▶ _Exercise prompt_
Compile every line that includes the word "xlabel".

Rows from a figure dataset:
(begin)
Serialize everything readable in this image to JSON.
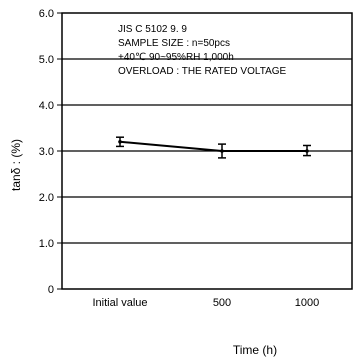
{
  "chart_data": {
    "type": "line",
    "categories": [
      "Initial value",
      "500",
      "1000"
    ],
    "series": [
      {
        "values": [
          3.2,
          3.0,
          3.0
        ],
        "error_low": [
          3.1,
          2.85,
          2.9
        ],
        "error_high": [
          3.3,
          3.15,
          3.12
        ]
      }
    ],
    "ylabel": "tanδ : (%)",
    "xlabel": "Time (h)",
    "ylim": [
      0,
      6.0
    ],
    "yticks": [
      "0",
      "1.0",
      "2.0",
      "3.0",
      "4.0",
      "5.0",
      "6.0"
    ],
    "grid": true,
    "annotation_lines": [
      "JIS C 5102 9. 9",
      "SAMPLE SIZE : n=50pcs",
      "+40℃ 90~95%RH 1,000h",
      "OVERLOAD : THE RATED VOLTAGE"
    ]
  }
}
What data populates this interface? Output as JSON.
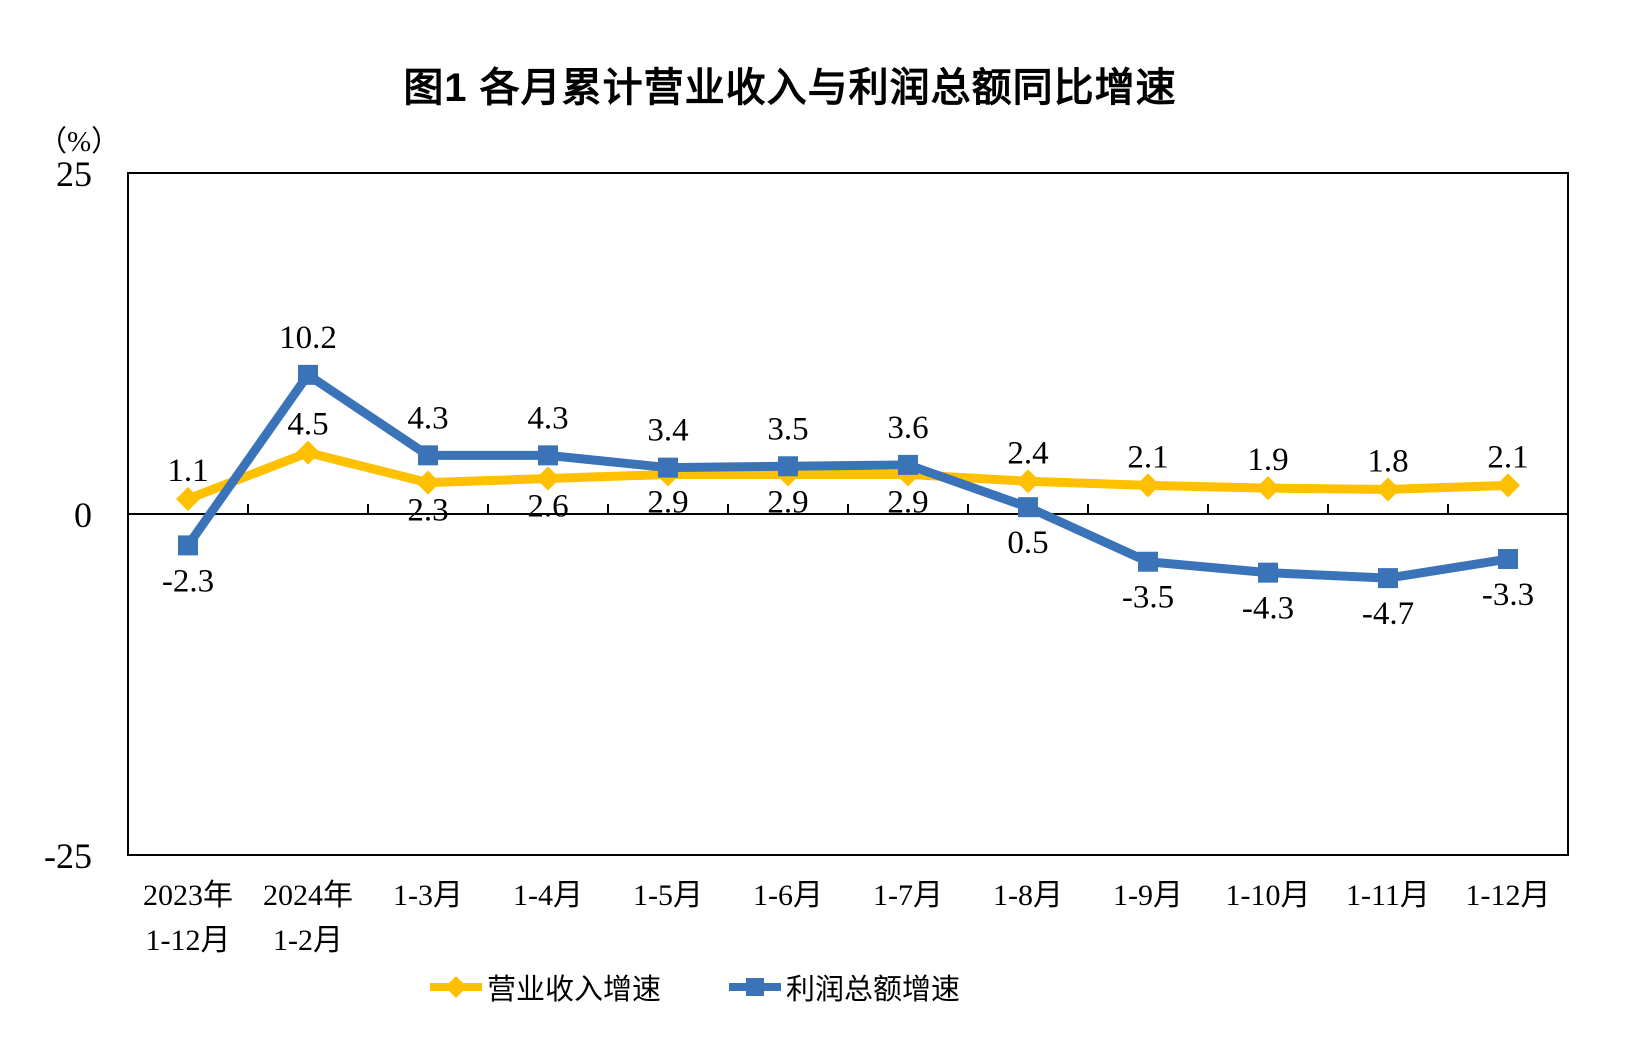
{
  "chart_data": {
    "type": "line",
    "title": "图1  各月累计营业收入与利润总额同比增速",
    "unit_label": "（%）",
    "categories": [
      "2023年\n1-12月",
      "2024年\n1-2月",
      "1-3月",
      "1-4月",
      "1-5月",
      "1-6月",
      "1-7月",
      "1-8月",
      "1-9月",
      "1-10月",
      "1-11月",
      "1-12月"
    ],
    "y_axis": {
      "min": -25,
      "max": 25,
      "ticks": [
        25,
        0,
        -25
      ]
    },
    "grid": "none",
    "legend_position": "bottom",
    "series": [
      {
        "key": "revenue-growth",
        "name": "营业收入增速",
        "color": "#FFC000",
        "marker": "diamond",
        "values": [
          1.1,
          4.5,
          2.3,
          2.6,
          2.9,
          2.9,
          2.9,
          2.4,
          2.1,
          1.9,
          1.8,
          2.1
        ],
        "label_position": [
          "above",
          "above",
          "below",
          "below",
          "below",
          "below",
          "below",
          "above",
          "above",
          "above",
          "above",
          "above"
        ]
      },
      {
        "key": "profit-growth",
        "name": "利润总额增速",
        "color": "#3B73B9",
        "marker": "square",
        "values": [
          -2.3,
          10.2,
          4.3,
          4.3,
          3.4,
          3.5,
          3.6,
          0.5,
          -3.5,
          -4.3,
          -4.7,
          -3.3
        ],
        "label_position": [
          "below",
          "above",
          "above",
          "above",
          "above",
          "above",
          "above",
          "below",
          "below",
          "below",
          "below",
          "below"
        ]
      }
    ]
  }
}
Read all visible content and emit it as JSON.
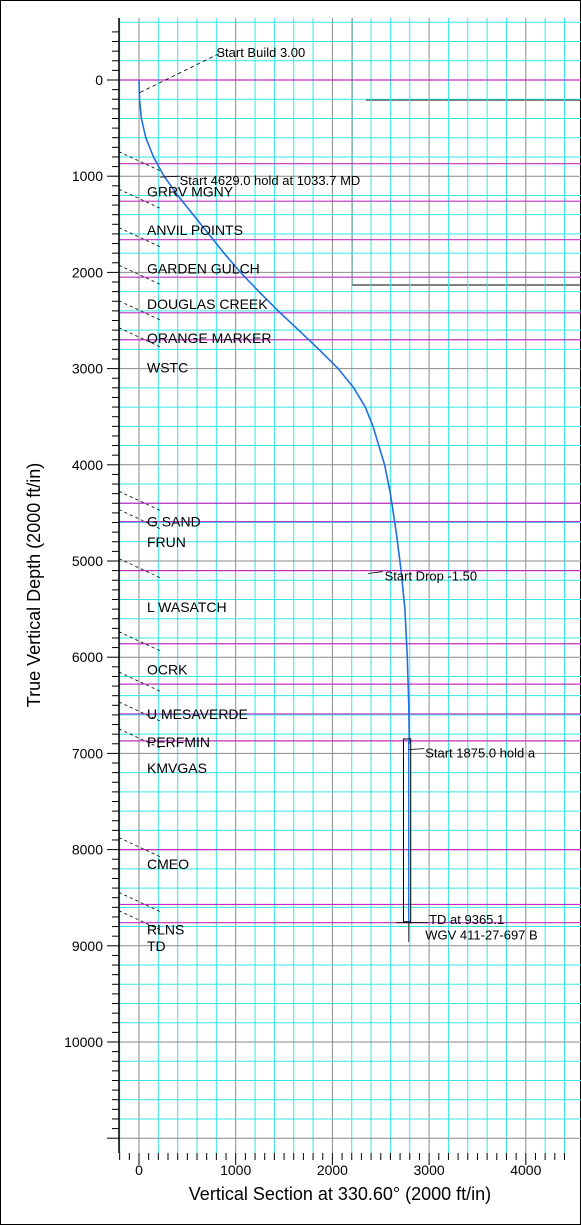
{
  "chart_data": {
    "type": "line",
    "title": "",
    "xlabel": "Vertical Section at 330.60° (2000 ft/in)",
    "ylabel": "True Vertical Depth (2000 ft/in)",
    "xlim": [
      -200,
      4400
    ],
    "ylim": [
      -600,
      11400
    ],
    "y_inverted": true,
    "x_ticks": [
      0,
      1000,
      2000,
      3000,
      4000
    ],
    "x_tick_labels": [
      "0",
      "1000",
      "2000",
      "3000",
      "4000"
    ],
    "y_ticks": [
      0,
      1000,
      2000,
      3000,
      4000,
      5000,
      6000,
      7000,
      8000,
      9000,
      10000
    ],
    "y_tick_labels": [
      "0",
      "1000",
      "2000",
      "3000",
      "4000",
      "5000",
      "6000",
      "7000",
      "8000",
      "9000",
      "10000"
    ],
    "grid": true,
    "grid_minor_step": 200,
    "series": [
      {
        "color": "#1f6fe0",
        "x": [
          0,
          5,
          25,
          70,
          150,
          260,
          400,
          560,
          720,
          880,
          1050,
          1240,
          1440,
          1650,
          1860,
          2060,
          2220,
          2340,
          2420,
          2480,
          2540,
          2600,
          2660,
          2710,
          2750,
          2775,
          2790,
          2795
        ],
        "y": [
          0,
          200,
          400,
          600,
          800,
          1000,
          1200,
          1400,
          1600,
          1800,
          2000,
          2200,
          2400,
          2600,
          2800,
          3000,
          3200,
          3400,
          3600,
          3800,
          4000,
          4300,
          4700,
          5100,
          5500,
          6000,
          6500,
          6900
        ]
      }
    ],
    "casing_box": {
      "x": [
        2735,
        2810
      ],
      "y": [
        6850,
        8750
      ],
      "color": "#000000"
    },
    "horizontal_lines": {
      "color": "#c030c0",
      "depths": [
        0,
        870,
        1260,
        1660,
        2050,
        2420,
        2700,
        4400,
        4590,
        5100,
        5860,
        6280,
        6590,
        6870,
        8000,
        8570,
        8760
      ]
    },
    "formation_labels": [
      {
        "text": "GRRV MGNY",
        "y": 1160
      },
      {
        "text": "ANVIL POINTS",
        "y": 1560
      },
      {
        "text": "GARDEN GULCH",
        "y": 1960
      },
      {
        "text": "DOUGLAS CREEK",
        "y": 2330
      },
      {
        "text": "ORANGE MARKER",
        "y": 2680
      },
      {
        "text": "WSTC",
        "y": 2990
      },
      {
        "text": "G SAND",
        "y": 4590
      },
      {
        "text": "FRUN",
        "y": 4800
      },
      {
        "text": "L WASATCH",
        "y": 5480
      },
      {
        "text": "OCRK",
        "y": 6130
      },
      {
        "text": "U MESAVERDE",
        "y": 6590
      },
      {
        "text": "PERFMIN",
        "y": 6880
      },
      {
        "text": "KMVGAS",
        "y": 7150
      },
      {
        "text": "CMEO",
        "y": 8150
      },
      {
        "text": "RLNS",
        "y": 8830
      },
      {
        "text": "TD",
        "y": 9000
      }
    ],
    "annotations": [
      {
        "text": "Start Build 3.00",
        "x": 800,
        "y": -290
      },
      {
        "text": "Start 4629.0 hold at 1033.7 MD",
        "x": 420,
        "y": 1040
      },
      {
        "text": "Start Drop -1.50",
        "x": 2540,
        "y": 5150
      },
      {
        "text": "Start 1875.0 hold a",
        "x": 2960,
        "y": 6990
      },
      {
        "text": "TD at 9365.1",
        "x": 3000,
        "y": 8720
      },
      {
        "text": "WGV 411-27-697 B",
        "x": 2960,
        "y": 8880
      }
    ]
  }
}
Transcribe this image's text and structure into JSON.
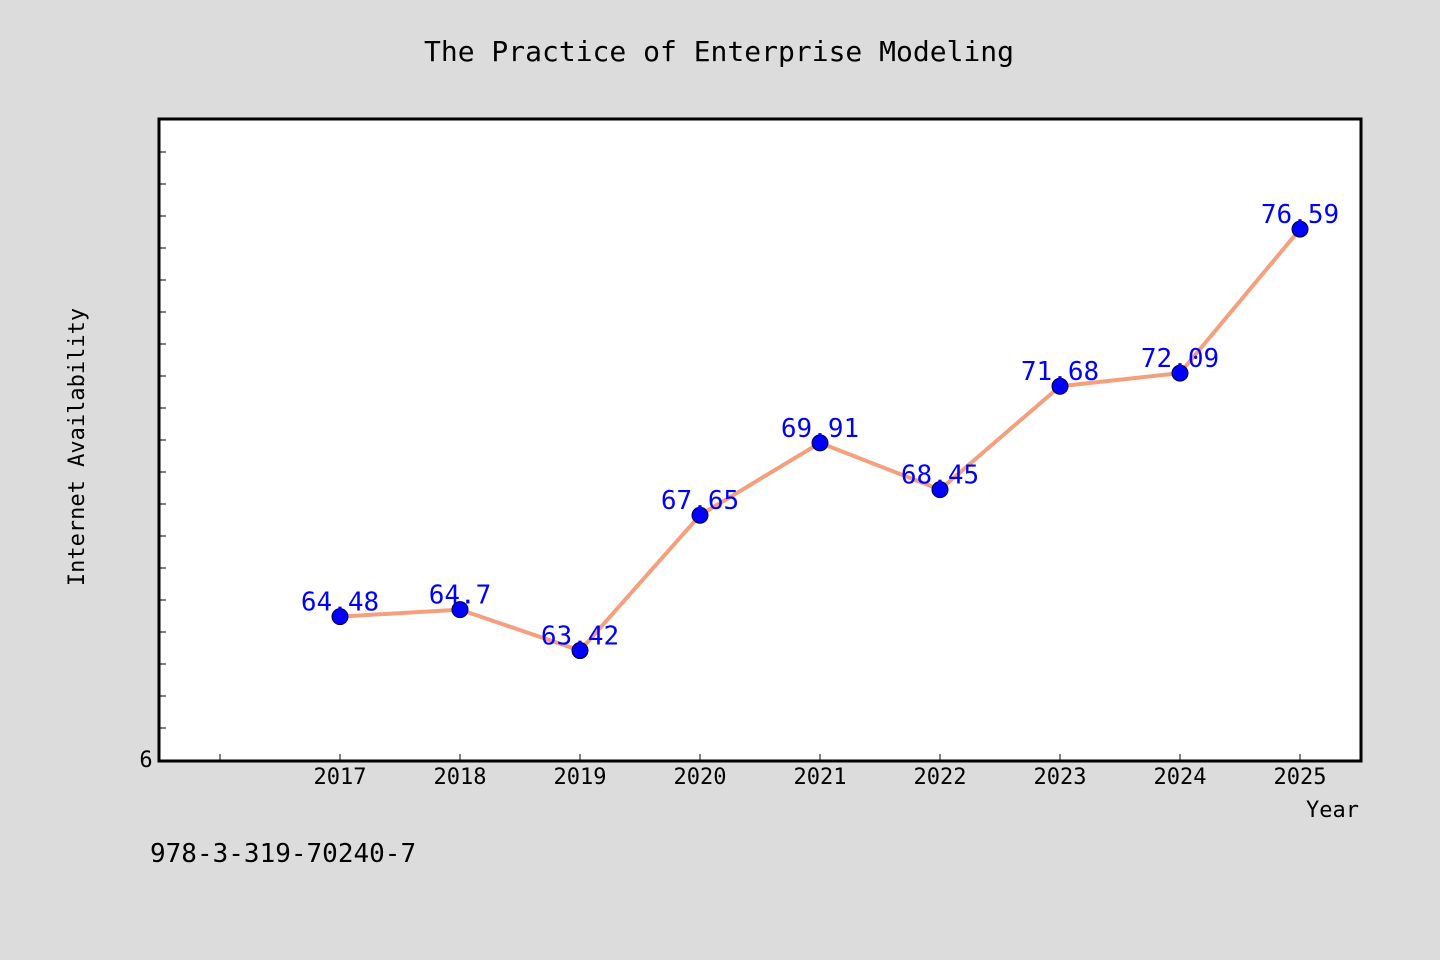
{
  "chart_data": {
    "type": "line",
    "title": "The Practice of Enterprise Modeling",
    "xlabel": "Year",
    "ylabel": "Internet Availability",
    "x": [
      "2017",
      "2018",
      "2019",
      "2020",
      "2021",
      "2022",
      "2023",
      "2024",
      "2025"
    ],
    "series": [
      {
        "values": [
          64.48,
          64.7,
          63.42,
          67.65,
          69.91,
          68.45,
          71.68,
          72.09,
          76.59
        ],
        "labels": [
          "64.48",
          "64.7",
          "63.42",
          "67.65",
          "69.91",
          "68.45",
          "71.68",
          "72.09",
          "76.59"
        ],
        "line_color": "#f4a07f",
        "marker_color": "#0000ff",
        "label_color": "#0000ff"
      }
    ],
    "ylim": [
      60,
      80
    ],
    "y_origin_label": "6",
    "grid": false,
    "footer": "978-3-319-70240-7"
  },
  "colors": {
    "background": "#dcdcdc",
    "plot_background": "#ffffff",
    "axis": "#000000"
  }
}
(end)
▶ _Response_
    "xlabel": "Time (h)",
    "xlabel": "Vertical Section at 330.60° (2000 ft/in)",
    "xlabel": "Year",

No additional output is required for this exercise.